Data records
• • • • •

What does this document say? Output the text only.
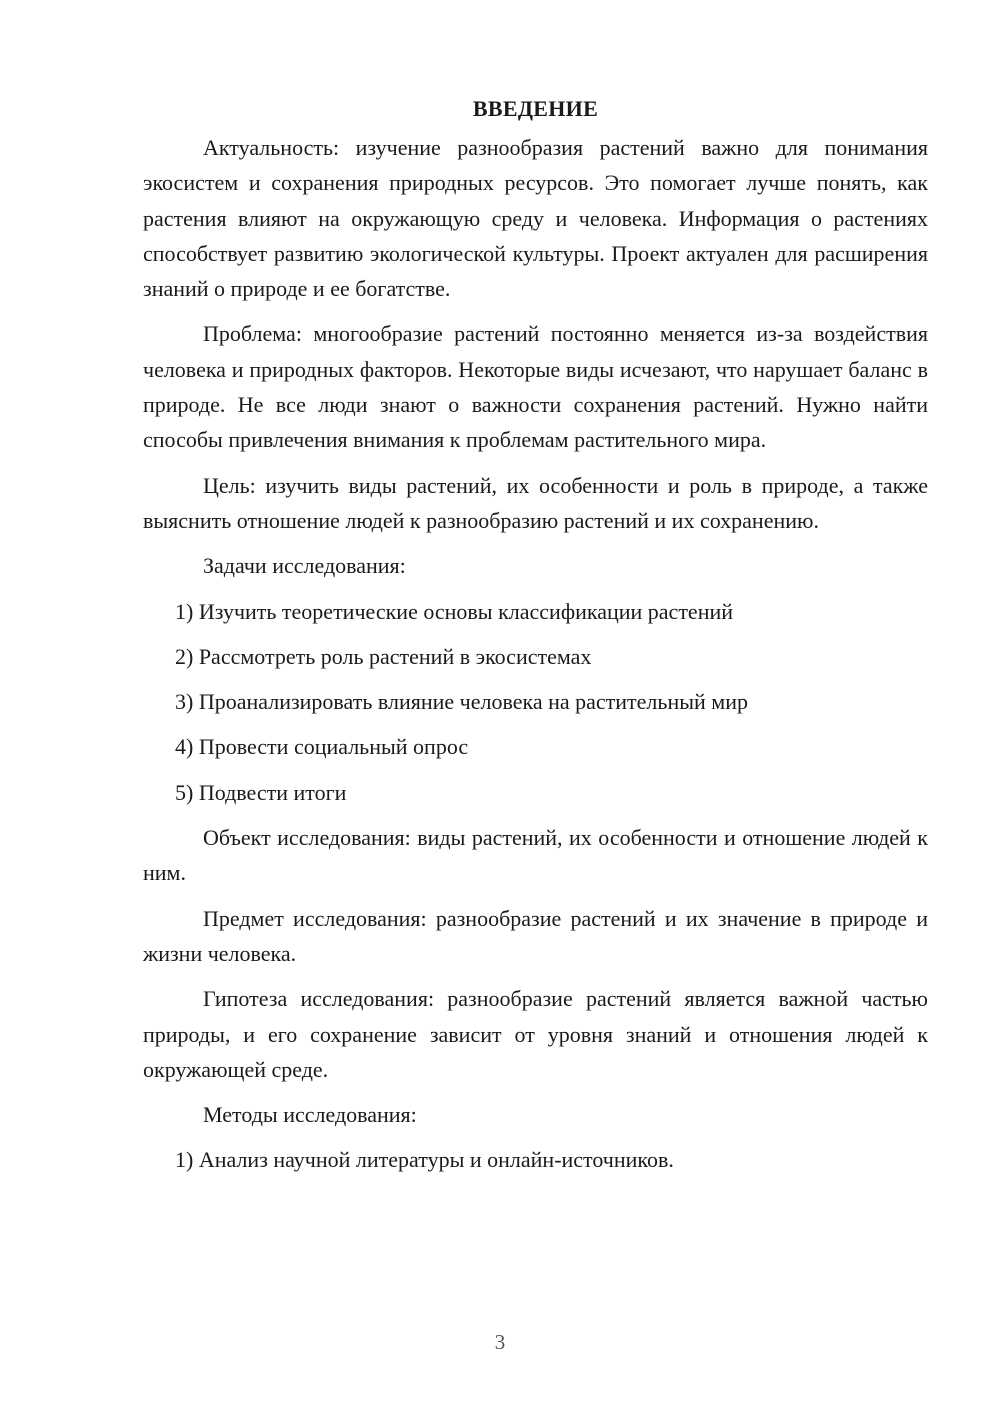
ВВЕДЕНИЕ

Актуальность: изучение разнообразия растений важно для понимания экосистем и сохранения природных ресурсов. Это помогает лучше понять, как растения влияют на окружающую среду и человека. Информация о растениях способствует развитию экологической культуры. Проект актуален для расширения знаний о природе и ее богатстве.

Проблема: многообразие растений постоянно меняется из-за воздействия человека и природных факторов. Некоторые виды исчезают, что нарушает баланс в природе. Не все люди знают о важности сохранения растений. Нужно найти способы привлечения внимания к проблемам растительного мира.

Цель: изучить виды растений, их особенности и роль в природе, а также выяснить отношение людей к разнообразию растений и их сохранению.

Задачи исследования:

1) Изучить теоретические основы классификации растений
2) Рассмотреть роль растений в экосистемах
3) Проанализировать влияние человека на растительный мир
4) Провести социальный опрос
5) Подвести итоги

Объект исследования: виды растений, их особенности и отношение людей к ним.

Предмет исследования: разнообразие растений и их значение в природе и жизни человека.

Гипотеза исследования: разнообразие растений является важной частью природы, и его сохранение зависит от уровня знаний и отношения людей к окружающей среде.

Методы исследования:

1) Анализ научной литературы и онлайн-источников.
3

• • • • •

**Task goal**
Pictures are to be left out; all else in the entries above is to be quoted exactly.

**Exercise answer**
What does this document say? Output the text only.
ВВЕДЕНИЕ

Актуальность: изучение разнообразия растений важно для понимания экосистем и сохранения природных ресурсов. Это помогает лучше понять, как растения влияют на окружающую среду и человека. Информация о растениях способствует развитию экологической культуры. Проект актуален для расширения знаний о природе и ее богатстве.

Проблема: многообразие растений постоянно меняется из-за воздействия человека и природных факторов. Некоторые виды исчезают, что нарушает баланс в природе. Не все люди знают о важности сохранения растений. Нужно найти способы привлечения внимания к проблемам растительного мира.

Цель: изучить виды растений, их особенности и роль в природе, а также выяснить отношение людей к разнообразию растений и их сохранению.

Задачи исследования:

1) Изучить теоретические основы классификации растений
2) Рассмотреть роль растений в экосистемах
3) Проанализировать влияние человека на растительный мир
4) Провести социальный опрос
5) Подвести итоги

Объект исследования: виды растений, их особенности и отношение людей к ним.

Предмет исследования: разнообразие растений и их значение в природе и жизни человека.

Гипотеза исследования: разнообразие растений является важной частью природы, и его сохранение зависит от уровня знаний и отношения людей к окружающей среде.

Методы исследования:

1) Анализ научной литературы и онлайн-источников.
3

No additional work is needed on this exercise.